# Set task
Can you turn every line in the items below into a numbered list, dropping any blank lines?
#### Data to use
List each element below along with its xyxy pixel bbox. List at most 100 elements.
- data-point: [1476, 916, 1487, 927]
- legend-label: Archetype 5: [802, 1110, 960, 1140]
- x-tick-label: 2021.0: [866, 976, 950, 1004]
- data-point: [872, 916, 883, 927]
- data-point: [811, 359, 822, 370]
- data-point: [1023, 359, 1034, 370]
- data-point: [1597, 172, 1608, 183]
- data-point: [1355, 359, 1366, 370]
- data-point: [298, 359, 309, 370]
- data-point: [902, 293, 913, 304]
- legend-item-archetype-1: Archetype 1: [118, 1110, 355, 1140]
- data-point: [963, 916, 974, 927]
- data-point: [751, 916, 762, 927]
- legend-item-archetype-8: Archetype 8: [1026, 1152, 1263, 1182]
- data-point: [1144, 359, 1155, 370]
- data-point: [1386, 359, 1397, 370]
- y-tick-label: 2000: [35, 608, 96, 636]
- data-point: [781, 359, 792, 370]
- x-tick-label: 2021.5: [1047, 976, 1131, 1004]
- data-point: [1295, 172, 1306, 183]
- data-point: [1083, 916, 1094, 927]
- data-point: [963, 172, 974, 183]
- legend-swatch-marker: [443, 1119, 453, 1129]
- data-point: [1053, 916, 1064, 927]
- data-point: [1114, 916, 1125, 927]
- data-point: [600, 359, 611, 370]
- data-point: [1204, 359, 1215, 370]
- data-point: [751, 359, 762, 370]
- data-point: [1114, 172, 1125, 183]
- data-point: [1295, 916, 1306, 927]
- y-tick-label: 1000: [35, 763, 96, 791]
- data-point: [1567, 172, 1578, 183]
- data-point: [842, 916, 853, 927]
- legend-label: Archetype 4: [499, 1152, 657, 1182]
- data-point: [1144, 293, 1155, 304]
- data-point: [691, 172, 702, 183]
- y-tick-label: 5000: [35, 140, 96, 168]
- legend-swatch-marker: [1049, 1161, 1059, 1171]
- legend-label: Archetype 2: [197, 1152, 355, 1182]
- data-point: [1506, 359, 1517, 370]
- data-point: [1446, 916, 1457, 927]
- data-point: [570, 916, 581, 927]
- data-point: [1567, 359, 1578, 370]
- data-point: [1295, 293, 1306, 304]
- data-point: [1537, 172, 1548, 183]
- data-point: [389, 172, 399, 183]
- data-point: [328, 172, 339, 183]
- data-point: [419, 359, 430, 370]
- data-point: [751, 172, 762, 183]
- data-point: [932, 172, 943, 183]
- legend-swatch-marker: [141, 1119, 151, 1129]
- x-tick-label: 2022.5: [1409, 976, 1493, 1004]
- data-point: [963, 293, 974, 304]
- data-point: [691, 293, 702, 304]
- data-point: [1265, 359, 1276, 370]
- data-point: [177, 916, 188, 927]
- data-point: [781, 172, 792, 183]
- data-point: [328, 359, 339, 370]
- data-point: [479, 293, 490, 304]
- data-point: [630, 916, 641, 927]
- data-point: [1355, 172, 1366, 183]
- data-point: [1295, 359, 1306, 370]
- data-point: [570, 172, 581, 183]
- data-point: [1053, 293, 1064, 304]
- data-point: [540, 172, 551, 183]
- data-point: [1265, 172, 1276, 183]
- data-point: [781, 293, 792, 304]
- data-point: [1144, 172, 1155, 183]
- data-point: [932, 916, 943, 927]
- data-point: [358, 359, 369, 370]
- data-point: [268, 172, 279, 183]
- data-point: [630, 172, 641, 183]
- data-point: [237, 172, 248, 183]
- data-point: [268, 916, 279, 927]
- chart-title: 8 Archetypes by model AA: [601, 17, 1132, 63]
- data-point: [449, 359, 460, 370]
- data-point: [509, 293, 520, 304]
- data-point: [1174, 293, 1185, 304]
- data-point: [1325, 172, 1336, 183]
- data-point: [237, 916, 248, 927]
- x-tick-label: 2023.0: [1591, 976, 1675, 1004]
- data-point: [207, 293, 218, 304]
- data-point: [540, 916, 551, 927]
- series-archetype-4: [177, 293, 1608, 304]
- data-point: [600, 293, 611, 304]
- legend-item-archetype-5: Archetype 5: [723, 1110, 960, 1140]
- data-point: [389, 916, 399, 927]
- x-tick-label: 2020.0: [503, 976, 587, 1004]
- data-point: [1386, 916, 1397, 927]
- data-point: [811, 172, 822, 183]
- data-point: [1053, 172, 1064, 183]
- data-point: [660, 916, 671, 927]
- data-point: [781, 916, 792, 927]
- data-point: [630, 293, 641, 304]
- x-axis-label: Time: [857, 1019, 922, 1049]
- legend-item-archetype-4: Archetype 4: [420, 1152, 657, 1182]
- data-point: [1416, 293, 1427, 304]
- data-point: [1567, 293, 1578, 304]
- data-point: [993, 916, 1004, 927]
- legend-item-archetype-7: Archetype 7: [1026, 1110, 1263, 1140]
########
# The solution
1. List each element below along with its xyxy pixel bbox. List at most 100 elements.
2. - data-point: [1476, 916, 1487, 927]
3. - legend-label: Archetype 5: [802, 1110, 960, 1140]
4. - x-tick-label: 2021.0: [866, 976, 950, 1004]
5. - data-point: [872, 916, 883, 927]
6. - data-point: [811, 359, 822, 370]
7. - data-point: [1023, 359, 1034, 370]
8. - data-point: [1597, 172, 1608, 183]
9. - data-point: [1355, 359, 1366, 370]
10. - data-point: [298, 359, 309, 370]
11. - data-point: [902, 293, 913, 304]
12. - legend-item-archetype-1: Archetype 1: [118, 1110, 355, 1140]
13. - data-point: [963, 916, 974, 927]
14. - data-point: [751, 916, 762, 927]
15. - legend-item-archetype-8: Archetype 8: [1026, 1152, 1263, 1182]
16. - data-point: [1144, 359, 1155, 370]
17. - data-point: [1386, 359, 1397, 370]
18. - y-tick-label: 2000: [35, 608, 96, 636]
19. - data-point: [781, 359, 792, 370]
20. - x-tick-label: 2021.5: [1047, 976, 1131, 1004]
21. - data-point: [1295, 172, 1306, 183]
22. - data-point: [1083, 916, 1094, 927]
23. - data-point: [963, 172, 974, 183]
24. - legend-swatch-marker: [443, 1119, 453, 1129]
25. - data-point: [1053, 916, 1064, 927]
26. - data-point: [1114, 916, 1125, 927]
27. - data-point: [600, 359, 611, 370]
28. - data-point: [1204, 359, 1215, 370]
29. - data-point: [751, 359, 762, 370]
30. - data-point: [1114, 172, 1125, 183]
31. - data-point: [1295, 916, 1306, 927]
32. - y-tick-label: 1000: [35, 763, 96, 791]
33. - data-point: [1567, 172, 1578, 183]
34. - data-point: [842, 916, 853, 927]
35. - legend-label: Archetype 4: [499, 1152, 657, 1182]
36. - data-point: [1144, 293, 1155, 304]
37. - data-point: [691, 172, 702, 183]
38. - y-tick-label: 5000: [35, 140, 96, 168]
39. - legend-swatch-marker: [1049, 1161, 1059, 1171]
40. - legend-label: Archetype 2: [197, 1152, 355, 1182]
41. - data-point: [1506, 359, 1517, 370]
42. - data-point: [1446, 916, 1457, 927]
43. - data-point: [570, 916, 581, 927]
44. - data-point: [1567, 359, 1578, 370]
45. - data-point: [1295, 293, 1306, 304]
46. - data-point: [1537, 172, 1548, 183]
47. - data-point: [389, 172, 399, 183]
48. - data-point: [328, 172, 339, 183]
49. - data-point: [419, 359, 430, 370]
50. - data-point: [751, 172, 762, 183]
51. - data-point: [932, 172, 943, 183]
52. - legend-swatch-marker: [141, 1119, 151, 1129]
53. - x-tick-label: 2022.5: [1409, 976, 1493, 1004]
54. - data-point: [963, 293, 974, 304]
55. - data-point: [691, 293, 702, 304]
56. - data-point: [1265, 359, 1276, 370]
57. - data-point: [177, 916, 188, 927]
58. - data-point: [781, 172, 792, 183]
59. - data-point: [328, 359, 339, 370]
60. - data-point: [479, 293, 490, 304]
61. - data-point: [630, 916, 641, 927]
62. - data-point: [1355, 172, 1366, 183]
63. - data-point: [1295, 359, 1306, 370]
64. - data-point: [570, 172, 581, 183]
65. - data-point: [1053, 293, 1064, 304]
66. - data-point: [540, 172, 551, 183]
67. - data-point: [1265, 172, 1276, 183]
68. - data-point: [781, 293, 792, 304]
69. - data-point: [1144, 172, 1155, 183]
70. - data-point: [932, 916, 943, 927]
71. - data-point: [358, 359, 369, 370]
72. - data-point: [268, 172, 279, 183]
73. - data-point: [630, 172, 641, 183]
74. - data-point: [237, 172, 248, 183]
75. - data-point: [268, 916, 279, 927]
76. - chart-title: 8 Archetypes by model AA: [601, 17, 1132, 63]
77. - data-point: [449, 359, 460, 370]
78. - data-point: [509, 293, 520, 304]
79. - data-point: [1174, 293, 1185, 304]
80. - data-point: [1325, 172, 1336, 183]
81. - data-point: [237, 916, 248, 927]
82. - x-tick-label: 2023.0: [1591, 976, 1675, 1004]
83. - data-point: [207, 293, 218, 304]
84. - data-point: [540, 916, 551, 927]
85. - series-archetype-4: [177, 293, 1608, 304]
86. - data-point: [600, 293, 611, 304]
87. - legend-item-archetype-5: Archetype 5: [723, 1110, 960, 1140]
88. - data-point: [389, 916, 399, 927]
89. - x-tick-label: 2020.0: [503, 976, 587, 1004]
90. - data-point: [1386, 916, 1397, 927]
91. - data-point: [811, 172, 822, 183]
92. - data-point: [1053, 172, 1064, 183]
93. - data-point: [660, 916, 671, 927]
94. - data-point: [781, 916, 792, 927]
95. - data-point: [630, 293, 641, 304]
96. - x-axis-label: Time: [857, 1019, 922, 1049]
97. - legend-item-archetype-4: Archetype 4: [420, 1152, 657, 1182]
98. - data-point: [1416, 293, 1427, 304]
99. - data-point: [1567, 293, 1578, 304]
100. - data-point: [993, 916, 1004, 927]
101. - legend-item-archetype-7: Archetype 7: [1026, 1110, 1263, 1140]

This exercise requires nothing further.